* **TEXT TO READ**
-- Begin --

Monday Smackdown Watch: "Where the Ducks Are" "Lyndon Johnson Was the Real Segregationist in 1964!" Edition
Live from the Journamalists' Self-Made Gehenna: I see an extremely strange, weird, and wrong white-washing of Barry Goldwater by Louis Menand in the New Yorker...
Goldwater, according to Menand, was: "[no] kind of racist... a lifelong opponent of racial discrimination... did not want to campaign for the segregationist vote."
And yet, somehow, the campaign Goldwater ran and the organization to run it he built were very clear on what the first liberty he sought to secure was: The first liberty was the liberty to be free from the interference of the federal government in how your state, county, citizen, and town dealt with African-Americans:
Louis Menand: He Knew He Was Right:
Goldwater was not a segregationist, nor was he any kind of racist. He was, in fact, a lifelong opponent of racial discrimination...
...At the beginning of his political career, as a city councilman, he had led the fight to end segregation in the Phoenix public schools; his first staff assistant when he went to the Senate, as Perlstein tells us, was a black woman; he was a member of the N.A.A.C.P. Goldwater voted against the Civil Rights Act because he believed, as a conservative, that the federal government did not have the power to compel states to conform to its idea of racial equality, or to dictate to individuals whom they must associate with...
But the ground truth of the Goldwater movement was a very different thing from what Menand says.
From Patterson's recent biography of science fiction author Robert H. Heinlein:
William H. Patterson Jr.: Robert A. Heinlein: In Dialogue with His Century: 1948-1988 The Man Who Learned Better
[In 1964 Heinlein] went to work for the Colorado Goldwater campaign... county chairman, Robert M. Laura, Esq... at another meeting at Bob Laura’s house on August 1, he finally had more than he could take. Laura was temporizing over an offer of help [Heinlein's wife] Ginny had taken by telephone from a woman who identified herself as a Negro. He would take the matter up with his State Central Committee contact, Laura said, but his own reaction was: “Oh, they are free to go ahead and form their own committee.”
Heinlein lost his temper for the first time in many years. He told Laura:
They offered to stick their necks out; we should have shown instant gratitude and warmest welcome.… I can’t see anything in this behavior but Jim-Crowism.… you were suggesting a Jim-Crow section in the Goldwater organization.
Mr. Goldwater would not like that. His record proves it.
Negroes are *citizens(, Bob.… It is particularly offensive, this year and this campaign, to suggest that Negro Goldwater supporters form their own committee…
Bob Laura's response was to apologize at the meeting, but then to bounce Heinlein out of the campaign.
Patterson--who is, to put it bluntly, to a considerable degree a loon--pretends that Laura was a rogue agent here: that the heart of the Goldwater campaign was, in fact, not anti-Negro:
Lyndon Johnson’s Civil Rights Act of 1964 had come to a vote just before the nominating conventions, and Goldwater had voted against it. Heinlein understood Goldwater was not voting against civil rights: He was voting against federal enforcement of civil rights. In Senator Goldwater’s opinion, it was a matter for each state to do, individually, for itself, and, even more importantly, it was, at heart, a matter of the attitude of individuals, which could not be legislated by state or federal government.

-- End --

* **GIVEN PROBLEM A**
Copy out the records exactly as they appear, from the line containing "menu-tab-indicator [33, 70, 84, 72]" down through the line containing "replay-button[interactable] [828, 736, 846, 761]", with both of those lines included.

* **MATERIAL**

-- Begin --

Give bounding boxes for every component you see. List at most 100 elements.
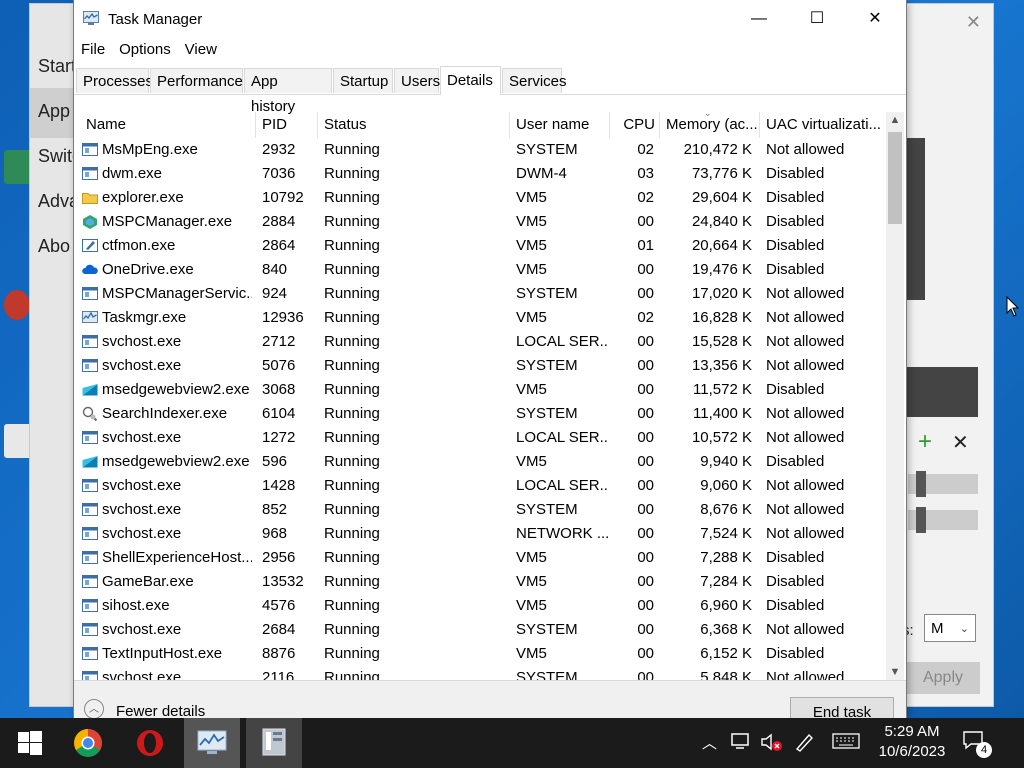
column-header-pid[interactable]: PID [256,112,318,138]
end-task-button[interactable]: End task [790,697,894,718]
settings-close-icon[interactable]: ✕ [966,12,981,33]
table-row[interactable]: svchost.exe 852 Running SYSTEM 00 8,676 K Not … [74,498,886,522]
settings-sidebar-item[interactable]: App [38,101,70,122]
chevron-down-icon: ⌄ [959,623,969,635]
notification-center-button[interactable]: 4 [962,730,992,758]
vertical-scrollbar[interactable]: ▲ ▼ [886,112,904,680]
table-row[interactable]: OneDrive.exe 840 Running VM5 00 19,476 K Disab… [74,258,886,282]
table-row[interactable]: svchost.exe 2116 Running SYSTEM 00 5,848 K Not… [74,666,886,680]
settings-slider-thumb[interactable] [916,471,926,497]
table-row[interactable]: explorer.exe 10792 Running VM5 02 29,604 K Dis… [74,186,886,210]
remove-icon[interactable]: ✕ [952,430,969,455]
table-row[interactable]: svchost.exe 5076 Running SYSTEM 00 13,356 K No… [74,354,886,378]
settings-slider-thumb[interactable] [916,507,926,533]
process-memory: 11,400 K [693,405,752,422]
taskbar-settings[interactable] [246,718,302,768]
menu-file[interactable]: File [81,38,105,62]
tab-details[interactable]: Details [440,66,501,95]
pen-icon[interactable] [794,732,816,752]
add-icon[interactable]: + [918,428,932,456]
process-cpu: 00 [637,549,654,566]
fewer-details-link[interactable]: Fewer details [116,703,205,718]
process-name: ShellExperienceHost.... [102,549,252,566]
table-row[interactable]: MsMpEng.exe 2932 Running SYSTEM 02 210,472 K N… [74,138,886,162]
taskbar-task-manager[interactable] [184,718,240,768]
process-status: Running [324,525,380,542]
process-user: VM5 [516,645,547,662]
process-user: LOCAL SER... [516,477,608,494]
process-uac: Not allowed [766,669,845,680]
column-header-name[interactable]: Name [80,112,256,138]
settings-sidebar-item[interactable]: Start [38,56,76,77]
apply-button[interactable]: Apply [906,662,980,694]
column-header-status[interactable]: Status [318,112,510,138]
settings-sidebar-item[interactable]: Adva [38,191,79,212]
process-uac: Disabled [766,381,825,398]
taskbar-chrome[interactable] [60,718,116,768]
desktop-icon-pc[interactable] [4,150,32,184]
start-button[interactable] [2,718,58,768]
process-name: svchost.exe [102,669,182,680]
table-row[interactable]: msedgewebview2.exe 596 Running VM5 00 9,940 K… [74,450,886,474]
tab-processes[interactable]: Processes [76,68,153,93]
clock-date: 10/6/2023 [878,743,946,760]
table-row[interactable]: svchost.exe 968 Running NETWORK ... 00 7,524 … [74,522,886,546]
table-row[interactable]: MSPCManagerServic... 924 Running SYSTEM 00 17… [74,282,886,306]
scrollbar-thumb[interactable] [888,132,902,224]
table-row[interactable]: Taskmgr.exe 12936 Running VM5 02 16,828 K Not … [74,306,886,330]
table-row[interactable]: svchost.exe 1272 Running LOCAL SER... 00 10,5… [74,426,886,450]
table-row[interactable]: TextInputHost.exe 8876 Running VM5 00 6,152 K… [74,642,886,666]
process-status: Running [324,597,380,614]
minimize-button[interactable]: — [730,0,788,38]
title-bar[interactable]: Task Manager — ☐ ✕ [74,0,906,38]
table-row[interactable]: ctfmon.exe 2864 Running VM5 01 20,664 K Disabl… [74,234,886,258]
scroll-down-icon[interactable]: ▼ [886,666,904,678]
table-row[interactable]: dwm.exe 7036 Running DWM-4 03 73,776 K Disable… [74,162,886,186]
tab-services[interactable]: Services [502,68,567,93]
taskbar-opera[interactable] [122,718,178,768]
pcmanager-icon [83,215,97,229]
process-name: GameBar.exe [102,573,194,590]
column-header-user-name[interactable]: User name [510,112,610,138]
process-uac: Not allowed [766,621,845,638]
table-row[interactable]: sihost.exe 4576 Running VM5 00 6,960 K Disable… [74,594,886,618]
table-row[interactable]: msedgewebview2.exe 3068 Running VM5 00 11,572… [74,378,886,402]
table-row[interactable]: svchost.exe 2684 Running SYSTEM 00 6,368 K Not… [74,618,886,642]
table-row[interactable]: svchost.exe 2712 Running LOCAL SER... 00 15,5… [74,330,886,354]
process-uac: Disabled [766,573,825,590]
column-header-cpu[interactable]: CPU [610,112,660,138]
table-row[interactable]: SearchIndexer.exe 6104 Running SYSTEM 00 11,4… [74,402,886,426]
scroll-up-icon[interactable]: ▲ [886,114,904,126]
maximize-button[interactable]: ☐ [788,0,846,38]
column-header-uac[interactable]: UAC virtualizati... [760,112,884,138]
desktop-icon-opera[interactable] [4,290,30,320]
process-user: SYSTEM [516,357,578,374]
process-pid: 4576 [262,597,296,614]
table-row[interactable]: GameBar.exe 13532 Running VM5 00 7,284 K Disab… [74,570,886,594]
tab-app-history[interactable]: App history [244,68,332,115]
process-uac: Disabled [766,165,825,182]
table-row[interactable]: svchost.exe 1428 Running LOCAL SER... 00 9,06… [74,474,886,498]
table-row[interactable]: MSPCManager.exe 2884 Running VM5 00 24,840 K D… [74,210,886,234]
network-icon[interactable] [730,732,752,750]
clock[interactable]: 5:29 AM 10/6/2023 [872,722,952,762]
process-uac: Disabled [766,549,825,566]
table-row[interactable]: ShellExperienceHost.... 2956 Running VM5 00 7… [74,546,886,570]
chevron-up-icon[interactable]: ︿ [84,699,104,718]
settings-sidebar-item[interactable]: Abo [38,236,70,257]
column-header-memory[interactable]: Memory (ac... [660,112,760,138]
close-button[interactable]: ✕ [846,0,904,38]
process-cpu: 03 [637,165,654,182]
process-cpu: 00 [637,453,654,470]
menu-view[interactable]: View [185,38,217,62]
chevron-up-icon[interactable]: ︿ [702,732,717,753]
tab-performance[interactable]: Performance [150,68,243,93]
tab-startup[interactable]: Startup [333,68,393,93]
keyboard-icon[interactable] [832,732,860,750]
menu-options[interactable]: Options [119,38,171,62]
process-user: LOCAL SER... [516,333,608,350]
volume-muted-icon[interactable] [760,732,784,752]
desktop-icon-file[interactable] [4,424,32,458]
tab-users[interactable]: Users [394,68,440,93]
settings-select[interactable]: M ⌄ [924,614,976,642]
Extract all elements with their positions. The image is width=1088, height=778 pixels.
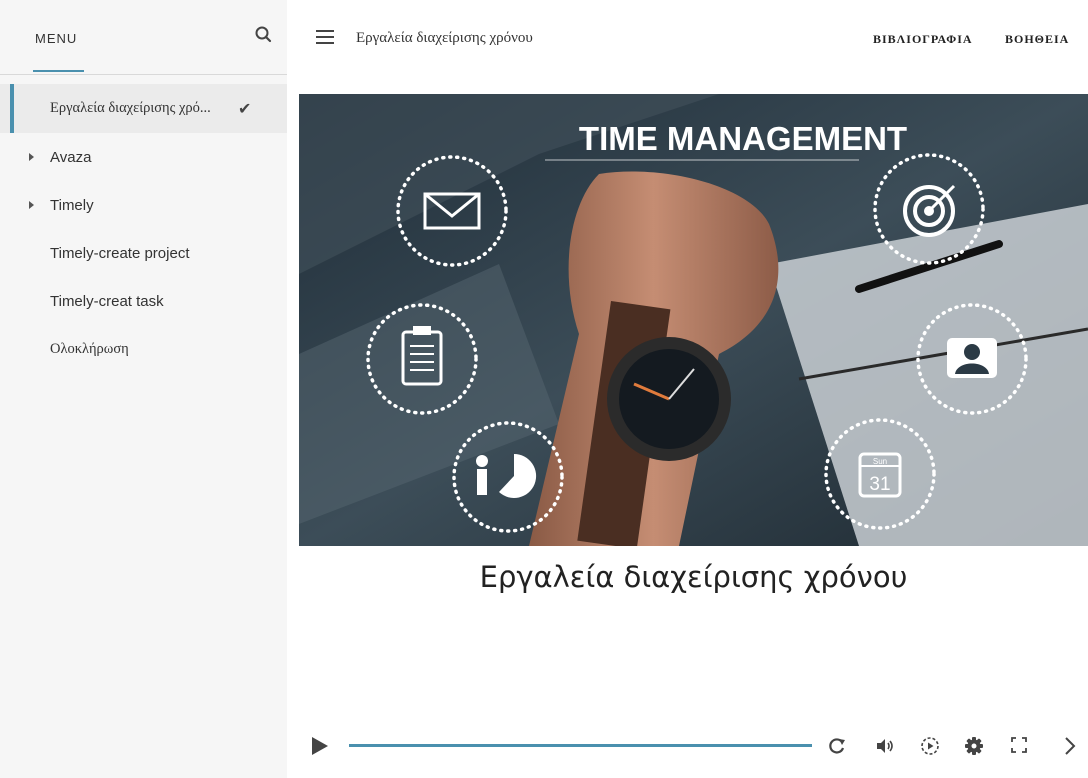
menu-tab-indicator [33, 70, 84, 72]
top-bar: Εργαλεία διαχείρισης χρόνου ΒΙΒΛΙΟΓΡΑΦΙΑ… [287, 0, 1088, 80]
sidebar-item-timely[interactable]: Timely [0, 181, 287, 229]
playback-speed-button[interactable] [920, 736, 940, 761]
sidebar-nav: Εργαλεία διαχείρισης χρό... ✔ Avaza Time… [0, 84, 287, 373]
settings-button[interactable] [964, 736, 984, 761]
sidebar-item-label: Avaza [50, 148, 92, 166]
slide-title: Εργαλεία διαχείρισης χρόνου [479, 560, 908, 594]
sidebar-item-label: Εργαλεία διαχείρισης χρό... [50, 100, 211, 116]
progress-bar[interactable] [349, 744, 812, 747]
next-icon [1065, 737, 1076, 755]
hamburger-icon-line [316, 36, 334, 38]
sidebar-item-timely-create-task[interactable]: Timely-creat task [0, 277, 287, 325]
replay-icon [829, 738, 845, 754]
banner-text: TIME MANAGEMENT [579, 120, 907, 157]
search-icon [255, 26, 272, 43]
play-button[interactable] [311, 736, 329, 761]
replay-button[interactable] [828, 736, 846, 761]
playback-speed-icon [921, 737, 939, 755]
calendar-date: 31 [869, 474, 890, 495]
checkmark-icon: ✔ [238, 101, 252, 118]
menu-header: MENU [0, 0, 287, 75]
caret-right-icon[interactable] [29, 153, 34, 161]
next-button[interactable] [1064, 736, 1076, 761]
sidebar-item-label: Timely [50, 196, 94, 214]
sidebar-item-label: Timely-create project [50, 244, 190, 262]
slide-image: TIME MANAGEMENT Sun 31 [299, 94, 1088, 546]
help-link[interactable]: ΒΟΗΘΕΙΑ [1005, 32, 1069, 47]
sidebar-item-avaza[interactable]: Avaza [0, 133, 287, 181]
sidebar-item-label: Timely-creat task [50, 292, 164, 310]
play-icon [312, 737, 328, 755]
sidebar: MENU Εργαλεία διαχείρισης χρό... ✔ Avaza… [0, 0, 287, 778]
hamburger-icon-line [316, 30, 334, 32]
active-indicator [10, 84, 14, 133]
calendar-day: Sun [873, 457, 887, 466]
caret-right-icon[interactable] [29, 201, 34, 209]
settings-icon [965, 737, 983, 755]
user-group-icon [947, 338, 997, 378]
time-management-illustration: TIME MANAGEMENT Sun 31 [299, 94, 1088, 546]
volume-button[interactable] [875, 736, 895, 761]
search-button[interactable] [253, 24, 275, 46]
volume-icon [877, 739, 893, 753]
menu-toggle-button[interactable] [316, 30, 334, 44]
hamburger-icon-line [316, 42, 334, 44]
bibliography-link[interactable]: ΒΙΒΛΙΟΓΡΑΦΙΑ [873, 32, 973, 47]
sidebar-item-label: Ολοκλήρωση [50, 340, 129, 357]
course-title: Εργαλεία διαχείρισης χρόνου [356, 30, 533, 46]
menu-title: MENU [35, 31, 78, 46]
sidebar-item-completion[interactable]: Ολοκλήρωση [0, 325, 287, 373]
player-controls [287, 720, 1088, 772]
sidebar-item-time-tools[interactable]: Εργαλεία διαχείρισης χρό... ✔ [0, 84, 287, 133]
fullscreen-button[interactable] [1010, 736, 1028, 759]
fullscreen-icon [1011, 737, 1027, 753]
sidebar-item-timely-create-project[interactable]: Timely-create project [0, 229, 287, 277]
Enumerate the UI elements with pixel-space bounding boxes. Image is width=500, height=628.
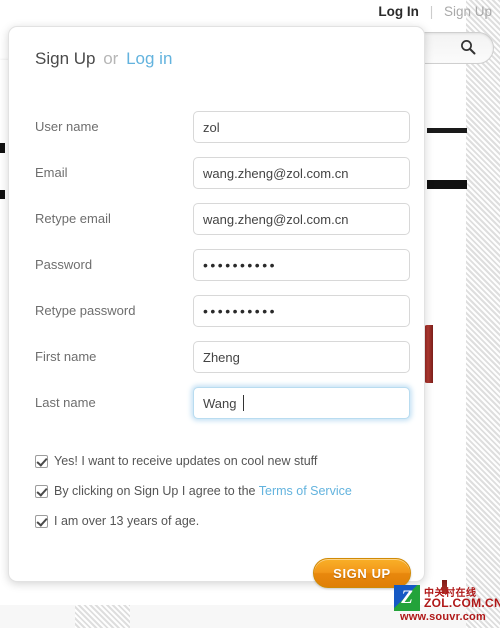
checkbox-row-terms[interactable]: By clicking on Sign Up I agree to the Te… (35, 484, 352, 504)
background-texture-bottom (75, 605, 130, 628)
password-input[interactable] (193, 249, 410, 281)
checkbox-terms[interactable] (35, 485, 48, 498)
label-last-name: Last name (35, 395, 96, 410)
form-row-first-name: First name (35, 341, 410, 375)
top-login-link[interactable]: Log In (378, 4, 419, 19)
background-red-tab (424, 325, 433, 383)
checkbox-terms-label: By clicking on Sign Up I agree to the (54, 484, 259, 498)
label-retype-email: Retype email (35, 211, 111, 226)
top-signup-link[interactable]: Sign Up (444, 4, 492, 19)
first-name-input[interactable] (193, 341, 410, 373)
background-black-mark-left-upper (0, 143, 5, 153)
label-retype-password: Retype password (35, 303, 136, 318)
zol-logo-letter: Z (401, 587, 413, 608)
checkbox-age[interactable] (35, 515, 48, 528)
label-password: Password (35, 257, 93, 272)
modal-header-signup: Sign Up (35, 49, 96, 68)
form-row-username: User name (35, 111, 410, 145)
retype-email-input[interactable] (193, 203, 410, 235)
form-row-last-name: Last name (35, 387, 410, 421)
modal-header: Sign Up or Log in (35, 48, 172, 70)
background-black-bar-top (427, 128, 467, 133)
email-input[interactable] (193, 157, 410, 189)
watermark-url-text: www.souvr.com (400, 611, 486, 623)
label-first-name: First name (35, 349, 97, 364)
label-username: User name (35, 119, 99, 134)
last-name-input[interactable] (193, 387, 410, 419)
username-input[interactable] (193, 111, 410, 143)
checkbox-row-updates[interactable]: Yes! I want to receive updates on cool n… (35, 454, 317, 474)
watermark-english-text: ZOL.COM.CN (424, 596, 500, 610)
checkbox-updates[interactable] (35, 455, 48, 468)
watermark: Z 中关村在线 ZOL.COM.CN www.souvr.com (394, 580, 500, 626)
top-auth-links: Log In | Sign Up (378, 2, 492, 22)
background-black-bar-right (427, 180, 467, 189)
modal-header-or: or (103, 49, 119, 68)
checkbox-row-age[interactable]: I am over 13 years of age. (35, 514, 199, 534)
signup-modal: Sign Up or Log in User name Email Retype… (8, 26, 425, 588)
checkbox-updates-label: Yes! I want to receive updates on cool n… (54, 454, 318, 468)
label-email: Email (35, 165, 68, 180)
text-caret (243, 395, 244, 411)
terms-of-service-link[interactable]: Terms of Service (259, 484, 352, 498)
modal-header-login-link[interactable]: Log in (126, 49, 172, 68)
retype-password-input[interactable] (193, 295, 410, 327)
form-row-retype-password: Retype password (35, 295, 410, 329)
form-row-password: Password (35, 249, 410, 283)
form-row-retype-email: Retype email (35, 203, 410, 237)
form-row-email: Email (35, 157, 410, 191)
checkbox-age-label: I am over 13 years of age. (54, 514, 200, 528)
top-link-divider: | (429, 4, 434, 19)
background-black-mark-left-lower (0, 190, 5, 199)
background-texture-right (466, 0, 500, 628)
search-icon[interactable] (460, 39, 476, 55)
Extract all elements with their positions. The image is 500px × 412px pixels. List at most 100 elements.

-- End --

* **GIVEN PROBLEM B**
In the post on Goldwater, what facts from Goldwater's own record does the Menand excerpt cite to show he opposed racial discrimination? List every one.

* **RESPONSE A**
menu-tab-indicator [33, 70, 84, 72]
top-bar: Εργαλεία διαχείρισης χρόνου ΒΙΒΛΙΟΓΡΑΦΙΑ… [287, 0, 1088, 80]
sidebar-item-timely[interactable]: Timely [0, 181, 287, 229]
playback-speed-button[interactable] [920, 736, 940, 761]
sidebar-nav: Εργαλεία διαχείρισης χρό... ✔ Avaza Time… [0, 84, 287, 373]
settings-button[interactable] [964, 736, 984, 761]
sidebar-item-label: Avaza [50, 148, 92, 166]
slide-title: Εργαλεία διαχείρισης χρόνου [479, 560, 908, 594]
sidebar-item-label: Εργαλεία διαχείρισης χρό... [50, 100, 211, 116]
progress-bar[interactable] [349, 744, 812, 747]
next-icon [1065, 737, 1076, 755]
hamburger-icon-line [316, 36, 334, 38]
sidebar-item-timely-create-task[interactable]: Timely-creat task [0, 277, 287, 325]
replay-icon [829, 738, 845, 754]
banner-text: TIME MANAGEMENT [579, 120, 907, 157]
search-icon [255, 26, 272, 43]
play-button[interactable] [311, 736, 329, 761]
replay-button[interactable] [828, 736, 846, 761]

* **RESPONSE B**
- As a city councilman, he led the fight to end segregation in the Phoenix public schools.
- His first staff assistant when he went to the Senate was a black woman.
- He was a member of the N.A.A.C.P.